◆ What is required ◆
Copy nothing but the text: repeat each entry exactly and drop the images.
-- begin Data extract --
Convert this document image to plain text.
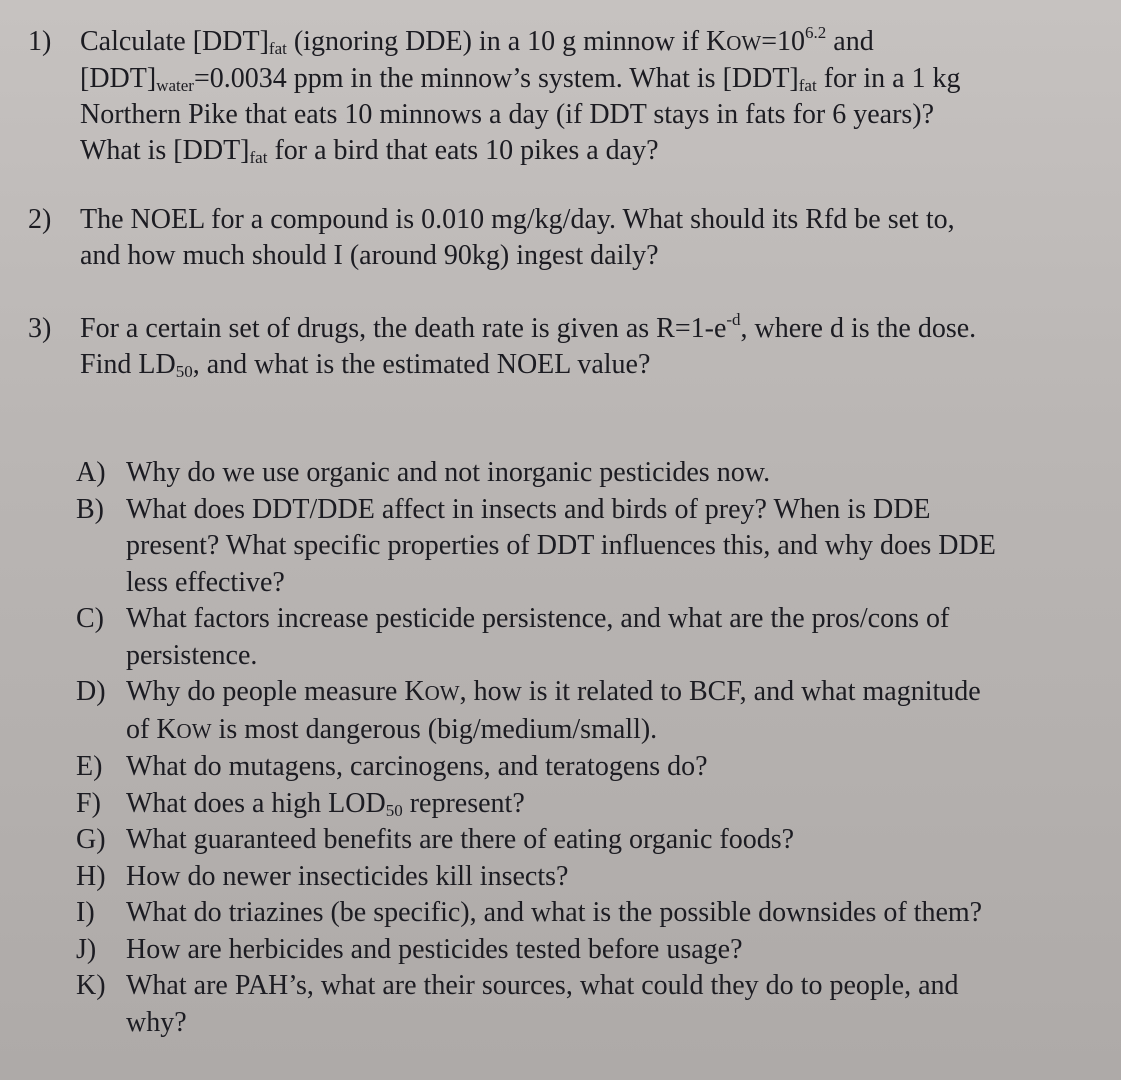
1)	Calculate $[DDT]_{fat}$ (ignoring DDE) in a 10 g minnow if $KOW=10^{6.2}$ and
$[DDT]_{water}=0.0034$ ppm in the minnow’s system. What is $[DDT]_{fat}$ for in a 1 kg
Northern Pike that eats 10 minnows a day (if DDT stays in fats for 6 years)?
What is $[DDT]_{fat}$ for a bird that eats 10 pikes a day?
2)	The NOEL for a compound is 0.010 mg/kg/day. What should its Rfd be set to,
and how much should I (around 90kg) ingest daily?
3)	For a certain set of drugs, the death rate is given as $R=1-e^{-d}$, where d is the dose.
Find $LD_{50}$, and what is the estimated NOEL value?
A) Why do we use organic and not inorganic pesticides now.
B) What does DDT/DDE affect in insects and birds of prey? When is DDE
present? What specific properties of DDT influences this, and why does DDE
less effective?
C) What factors increase pesticide persistence, and what are the pros/cons of
persistence.
D) Why do people measure KOW, how is it related to BCF, and what magnitude
of KOW is most dangerous (big/medium/small).
E) What do mutagens, carcinogens, and teratogens do?
F) What does a high $LOD_{50}$ represent?
G) What guaranteed benefits are there of eating organic foods?
H) How do newer insecticides kill insects?
I)	What do triazines (be specific), and what is the possible downsides of them?
J)	How are herbicides and pesticides tested before usage?
K) What are PAH’s, what are their sources, what could they do to people, and
why?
-- end Data extract --
◆ Correct answer ◆
Convert this document image to plain text.
1)	Calculate $[DDT]_{fat}$ (ignoring DDE) in a 10 g minnow if $KOW=10^{6.2}$ and
$[DDT]_{water}=0.0034$ ppm in the minnow’s system. What is $[DDT]_{fat}$ for in a 1 kg
Northern Pike that eats 10 minnows a day (if DDT stays in fats for 6 years)?
What is $[DDT]_{fat}$ for a bird that eats 10 pikes a day?
2)	The NOEL for a compound is 0.010 mg/kg/day. What should its Rfd be set to,
and how much should I (around 90kg) ingest daily?
3)	For a certain set of drugs, the death rate is given as $R=1-e^{-d}$, where d is the dose.
Find $LD_{50}$, and what is the estimated NOEL value?
A) Why do we use organic and not inorganic pesticides now.
B) What does DDT/DDE affect in insects and birds of prey? When is DDE
present? What specific properties of DDT influences this, and why does DDE
less effective?
C) What factors increase pesticide persistence, and what are the pros/cons of
persistence.
D) Why do people measure KOW, how is it related to BCF, and what magnitude
of KOW is most dangerous (big/medium/small).
E) What do mutagens, carcinogens, and teratogens do?
F) What does a high $LOD_{50}$ represent?
G) What guaranteed benefits are there of eating organic foods?
H) How do newer insecticides kill insects?
I)	What do triazines (be specific), and what is the possible downsides of them?
J)	How are herbicides and pesticides tested before usage?
K) What are PAH’s, what are their sources, what could they do to people, and
why?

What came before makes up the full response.